### TASK TO CARRY OUT
Reproduce the listing below line for line, with no changes, and leave out the pictures.

>> Start SUPPLIED MATERIAL

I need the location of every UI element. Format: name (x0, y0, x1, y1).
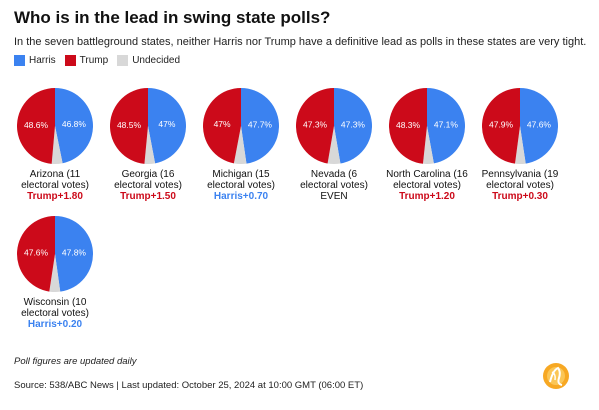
pie-label-trump: 47.3% (303, 119, 328, 129)
pie-slice-trump (110, 88, 148, 164)
state-name: Michigan (15 electoral votes) (196, 169, 286, 191)
pie-label-trump: 48.6% (24, 120, 49, 130)
state-name: Arizona (11 electoral votes) (10, 169, 100, 191)
pie-slice-trump (203, 88, 241, 164)
footnote: Poll figures are updated daily (14, 356, 137, 367)
state-pie-pennsylvania: 47.6% 47.9% Pennsylvania (19 electoral vote… (475, 86, 565, 203)
pie-slice-undecided (422, 126, 434, 164)
state-name-line2: electoral votes) (21, 180, 89, 191)
chart-subtitle: In the seven battleground states, neithe… (14, 36, 587, 48)
state-name-line1: Georgia (16 (121, 169, 175, 180)
state-pie-georgia: 47% 48.5% Georgia (16 electoral votes) Trump… (103, 86, 193, 203)
pie-slice-trump (16, 88, 55, 164)
pie-chart: 47.1% 48.3% (388, 88, 465, 164)
pie-chart: 47.8% 47.6% (17, 216, 93, 292)
legend-item-undecided: Undecided (117, 55, 180, 66)
pie-slice-undecided (49, 254, 61, 292)
legend-item-harris: Harris (14, 55, 56, 66)
state-name-line1: Pennsylvania (19 (481, 169, 559, 180)
chart-title: Who is in the lead in swing state polls? (14, 8, 331, 27)
lead-margin: Trump+1.50 (120, 191, 176, 202)
pie-slice-harris (334, 88, 372, 164)
pie-chart: 47% 48.5% (110, 88, 186, 164)
pie-slice-undecided (515, 126, 526, 164)
pie-slice-harris (520, 88, 558, 164)
lead-margin: Trump+1.20 (399, 191, 455, 202)
pie-chart: 46.8% 48.6% (16, 88, 93, 164)
state-name-line2: electoral votes) (393, 180, 461, 191)
pie-slice-undecided (233, 126, 247, 164)
state-pie-michigan: 47.7% 47% Michigan (15 electoral votes) Harr… (196, 86, 286, 203)
state-pie-wisconsin: 47.8% 47.6% Wisconsin (10 electoral votes) H… (10, 214, 100, 331)
pie-slice-harris (148, 88, 186, 164)
pie-label-harris: 46.8% (62, 119, 87, 129)
state-name-line2: electoral votes) (486, 180, 554, 191)
pie-chart: 47.7% 47% (203, 88, 279, 164)
al-jazeera-logo-icon (543, 363, 569, 389)
lead-margin: Harris+0.70 (213, 191, 269, 202)
pie-slice-harris (427, 88, 465, 164)
pie-slice-harris (241, 88, 279, 164)
pie-slice-harris (55, 88, 93, 164)
lead-margin: EVEN (320, 191, 348, 202)
state-name-line2: electoral votes) (207, 180, 275, 191)
legend-label-trump: Trump (79, 55, 109, 66)
legend-label-harris: Harris (29, 55, 56, 66)
pie-slice-trump (17, 216, 55, 292)
source-line: Source: 538/ABC News | Last updated: Oct… (14, 380, 364, 391)
pie-label-trump: 47.6% (24, 248, 49, 258)
state-pie-arizona: 46.8% 48.6% Arizona (11 electoral votes) Tru… (10, 86, 100, 203)
pie-slice-trump (388, 88, 427, 164)
pie-label-harris: 47.1% (434, 119, 459, 129)
legend: Harris Trump Undecided (14, 55, 189, 66)
pie-label-harris: 47.6% (527, 120, 552, 130)
state-name: Georgia (16 electoral votes) (103, 169, 193, 191)
pie-label-trump: 48.3% (396, 120, 421, 130)
pie-label-trump: 47% (214, 119, 231, 129)
pie-slice-harris (55, 216, 93, 292)
pie-label-harris: 47.7% (248, 120, 273, 130)
pie-slice-undecided (144, 126, 156, 164)
pie-slice-undecided (51, 126, 63, 164)
state-pie-nevada: 47.3% 47.3% Nevada (6 electoral votes) EVEN (289, 86, 379, 203)
state-name-line2: electoral votes) (114, 180, 182, 191)
legend-swatch-trump (64, 55, 76, 66)
state-name: Nevada (6 electoral votes) (289, 169, 379, 191)
pie-label-trump: 47.9% (489, 120, 514, 130)
state-name: Wisconsin (10 electoral votes) (10, 297, 100, 319)
pie-chart: 47.3% 47.3% (296, 88, 372, 164)
state-name: Pennsylvania (19 electoral votes) (475, 169, 565, 191)
legend-label-undecided: Undecided (132, 55, 181, 66)
pie-slice-undecided (327, 126, 341, 164)
pie-charts-area: 46.8% 48.6% Arizona (11 electoral votes) Tru… (10, 86, 565, 331)
state-name-line1: North Carolina (16 (386, 169, 468, 180)
legend-swatch-harris (14, 55, 25, 66)
legend-item-trump: Trump (64, 55, 109, 66)
lead-margin: Harris+0.20 (27, 319, 83, 330)
state-pie-north-carolina: 47.1% 48.3% North Carolina (16 electoral vo… (382, 86, 472, 203)
pie-label-harris: 47.3% (341, 119, 366, 129)
state-name-line2: electoral votes) (300, 180, 368, 191)
state-name-line1: Arizona (11 (29, 169, 81, 180)
state-name-line1: Wisconsin (10 (23, 297, 87, 308)
lead-margin: Trump+1.80 (27, 191, 83, 202)
pie-slice-trump (481, 88, 520, 164)
legend-swatch-undecided (117, 55, 129, 66)
pie-label-harris: 47.8% (62, 248, 87, 258)
state-name-line2: electoral votes) (21, 308, 89, 319)
pie-label-trump: 48.5% (117, 120, 142, 130)
state-name-line1: Nevada (6 (310, 169, 358, 180)
state-name-line1: Michigan (15 (212, 169, 270, 180)
pie-label-harris: 47% (158, 119, 175, 129)
pie-slice-trump (296, 88, 334, 164)
lead-margin: Trump+0.30 (492, 191, 548, 202)
state-name: North Carolina (16 electoral votes) (382, 169, 472, 191)
pie-chart: 47.6% 47.9% (481, 88, 558, 164)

>> End SUPPLIED MATERIAL

### CORRECT RESULT
I need the location of every UI element. Format: name (x0, y0, x1, y1).
pie-label-trump: 47.3% (303, 119, 328, 129)
pie-slice-trump (110, 88, 148, 164)
state-name: Michigan (15 electoral votes) (196, 169, 286, 191)
pie-label-trump: 48.6% (24, 120, 49, 130)
state-name: Arizona (11 electoral votes) (10, 169, 100, 191)
pie-slice-trump (203, 88, 241, 164)
footnote: Poll figures are updated daily (14, 356, 137, 367)
state-pie-pennsylvania: 47.6% 47.9% Pennsylvania (19 electoral vote… (475, 86, 565, 203)
pie-slice-undecided (422, 126, 434, 164)
state-name-line2: electoral votes) (21, 180, 89, 191)
chart-subtitle: In the seven battleground states, neithe… (14, 36, 587, 48)
state-name-line1: Georgia (16 (121, 169, 175, 180)
state-pie-georgia: 47% 48.5% Georgia (16 electoral votes) Trump… (103, 86, 193, 203)
pie-slice-trump (16, 88, 55, 164)
pie-chart: 47.1% 48.3% (388, 88, 465, 164)
pie-chart: 47.8% 47.6% (17, 216, 93, 292)
legend-item-undecided: Undecided (117, 55, 180, 66)
pie-slice-undecided (49, 254, 61, 292)
legend-item-harris: Harris (14, 55, 56, 66)
state-name-line1: Pennsylvania (19 (481, 169, 559, 180)
chart-title: Who is in the lead in swing state polls? (14, 8, 331, 27)
lead-margin: Trump+1.50 (120, 191, 176, 202)
pie-slice-harris (334, 88, 372, 164)
pie-chart: 47% 48.5% (110, 88, 186, 164)
pie-slice-undecided (515, 126, 526, 164)
pie-slice-harris (520, 88, 558, 164)
lead-margin: Trump+1.20 (399, 191, 455, 202)
pie-chart: 46.8% 48.6% (16, 88, 93, 164)
state-name-line2: electoral votes) (393, 180, 461, 191)
pie-slice-undecided (233, 126, 247, 164)
state-pie-michigan: 47.7% 47% Michigan (15 electoral votes) Harr… (196, 86, 286, 203)
state-pie-wisconsin: 47.8% 47.6% Wisconsin (10 electoral votes) H… (10, 214, 100, 331)
pie-slice-harris (148, 88, 186, 164)
pie-label-harris: 46.8% (62, 119, 87, 129)
state-name-line2: electoral votes) (486, 180, 554, 191)
pie-chart: 47.7% 47% (203, 88, 279, 164)
al-jazeera-logo-icon (543, 363, 569, 389)
lead-margin: Harris+0.70 (213, 191, 269, 202)
pie-slice-harris (427, 88, 465, 164)
pie-slice-harris (241, 88, 279, 164)
pie-slice-harris (55, 88, 93, 164)
lead-margin: EVEN (320, 191, 348, 202)
state-name-line2: electoral votes) (207, 180, 275, 191)
legend-label-trump: Trump (79, 55, 109, 66)
legend-label-harris: Harris (29, 55, 56, 66)
pie-slice-trump (17, 216, 55, 292)
source-line: Source: 538/ABC News | Last updated: Oct… (14, 380, 364, 391)
pie-label-trump: 47.6% (24, 248, 49, 258)
state-pie-arizona: 46.8% 48.6% Arizona (11 electoral votes) Tru… (10, 86, 100, 203)
pie-slice-trump (388, 88, 427, 164)
pie-label-harris: 47.1% (434, 119, 459, 129)
legend: Harris Trump Undecided (14, 55, 189, 66)
pie-label-harris: 47.6% (527, 120, 552, 130)
state-name: Georgia (16 electoral votes) (103, 169, 193, 191)
pie-label-trump: 48.3% (396, 120, 421, 130)
pie-label-trump: 47% (214, 119, 231, 129)
pie-slice-harris (55, 216, 93, 292)
pie-label-harris: 47.7% (248, 120, 273, 130)
pie-slice-undecided (144, 126, 156, 164)
pie-slice-undecided (51, 126, 63, 164)
state-pie-nevada: 47.3% 47.3% Nevada (6 electoral votes) EVEN (289, 86, 379, 203)
state-name-line2: electoral votes) (114, 180, 182, 191)
legend-swatch-trump (64, 55, 76, 66)
state-name: Nevada (6 electoral votes) (289, 169, 379, 191)
pie-label-trump: 47.9% (489, 120, 514, 130)
state-name: Wisconsin (10 electoral votes) (10, 297, 100, 319)
pie-chart: 47.3% 47.3% (296, 88, 372, 164)
state-name: Pennsylvania (19 electoral votes) (475, 169, 565, 191)
legend-label-undecided: Undecided (132, 55, 181, 66)
pie-slice-undecided (327, 126, 341, 164)
pie-charts-area: 46.8% 48.6% Arizona (11 electoral votes) Tru… (10, 86, 565, 331)
state-name-line1: North Carolina (16 (386, 169, 468, 180)
legend-swatch-harris (14, 55, 25, 66)
legend-item-trump: Trump (64, 55, 109, 66)
lead-margin: Harris+0.20 (27, 319, 83, 330)
state-pie-north-carolina: 47.1% 48.3% North Carolina (16 electoral vo… (382, 86, 472, 203)
pie-label-harris: 47.3% (341, 119, 366, 129)
state-name-line2: electoral votes) (300, 180, 368, 191)
state-name-line1: Arizona (11 (29, 169, 81, 180)
state-name-line1: Wisconsin (10 (23, 297, 87, 308)
lead-margin: Trump+1.80 (27, 191, 83, 202)
pie-slice-trump (481, 88, 520, 164)
legend-swatch-undecided (117, 55, 129, 66)
pie-label-harris: 47.8% (62, 248, 87, 258)
state-name-line2: electoral votes) (21, 308, 89, 319)
pie-label-trump: 48.5% (117, 120, 142, 130)
state-name-line1: Nevada (6 (310, 169, 358, 180)
state-name-line1: Michigan (15 (212, 169, 270, 180)
pie-label-harris: 47% (158, 119, 175, 129)
pie-slice-trump (296, 88, 334, 164)
lead-margin: Trump+0.30 (492, 191, 548, 202)
state-name: North Carolina (16 electoral votes) (382, 169, 472, 191)
pie-chart: 47.6% 47.9% (481, 88, 558, 164)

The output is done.